## [Goal]
Here are some records; return them all exactly.

▬▬▬▬▬▬

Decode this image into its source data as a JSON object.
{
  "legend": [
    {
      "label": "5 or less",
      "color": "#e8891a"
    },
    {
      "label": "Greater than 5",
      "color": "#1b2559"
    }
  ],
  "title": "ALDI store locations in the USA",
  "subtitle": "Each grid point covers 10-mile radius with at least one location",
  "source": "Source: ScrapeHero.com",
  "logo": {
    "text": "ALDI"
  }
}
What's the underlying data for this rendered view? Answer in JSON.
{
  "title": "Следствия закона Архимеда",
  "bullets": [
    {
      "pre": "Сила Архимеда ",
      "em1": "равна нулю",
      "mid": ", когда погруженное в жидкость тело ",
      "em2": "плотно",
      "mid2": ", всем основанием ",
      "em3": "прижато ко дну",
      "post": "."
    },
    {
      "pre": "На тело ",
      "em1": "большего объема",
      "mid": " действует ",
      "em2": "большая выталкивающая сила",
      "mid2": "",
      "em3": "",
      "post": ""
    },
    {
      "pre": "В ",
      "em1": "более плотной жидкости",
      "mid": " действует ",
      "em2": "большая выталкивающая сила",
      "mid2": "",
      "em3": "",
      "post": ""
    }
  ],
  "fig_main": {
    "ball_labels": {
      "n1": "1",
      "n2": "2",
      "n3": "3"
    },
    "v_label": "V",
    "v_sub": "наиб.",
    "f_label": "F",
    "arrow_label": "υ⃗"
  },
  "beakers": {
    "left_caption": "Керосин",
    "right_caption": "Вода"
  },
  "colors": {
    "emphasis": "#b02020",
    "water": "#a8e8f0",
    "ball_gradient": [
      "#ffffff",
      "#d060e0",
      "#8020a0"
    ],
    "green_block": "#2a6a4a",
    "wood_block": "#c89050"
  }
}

▬▬▬▬▬▬

## [Full response]
Decode this image into its source data as a JSON object.
{
  "legend": [
    {
      "label": "5 or less",
      "color": "#e8891a"
    },
    {
      "label": "Greater than 5",
      "color": "#1b2559"
    }
  ],
  "title": "ALDI store locations in the USA",
  "subtitle": "Each grid point covers 10-mile radius with at least one location",
  "source": "Source: ScrapeHero.com",
  "logo": {
    "text": "ALDI"
  }
}
What's the underlying data for this rendered view? Answer in JSON.
{
  "title": "Следствия закона Архимеда",
  "bullets": [
    {
      "pre": "Сила Архимеда ",
      "em1": "равна нулю",
      "mid": ", когда погруженное в жидкость тело ",
      "em2": "плотно",
      "mid2": ", всем основанием ",
      "em3": "прижато ко дну",
      "post": "."
    },
    {
      "pre": "На тело ",
      "em1": "большего объема",
      "mid": " действует ",
      "em2": "большая выталкивающая сила",
      "mid2": "",
      "em3": "",
      "post": ""
    },
    {
      "pre": "В ",
      "em1": "более плотной жидкости",
      "mid": " действует ",
      "em2": "большая выталкивающая сила",
      "mid2": "",
      "em3": "",
      "post": ""
    }
  ],
  "fig_main": {
    "ball_labels": {
      "n1": "1",
      "n2": "2",
      "n3": "3"
    },
    "v_label": "V",
    "v_sub": "наиб.",
    "f_label": "F",
    "arrow_label": "υ⃗"
  },
  "beakers": {
    "left_caption": "Керосин",
    "right_caption": "Вода"
  },
  "colors": {
    "emphasis": "#b02020",
    "water": "#a8e8f0",
    "ball_gradient": [
      "#ffffff",
      "#d060e0",
      "#8020a0"
    ],
    "green_block": "#2a6a4a",
    "wood_block": "#c89050"
  }
}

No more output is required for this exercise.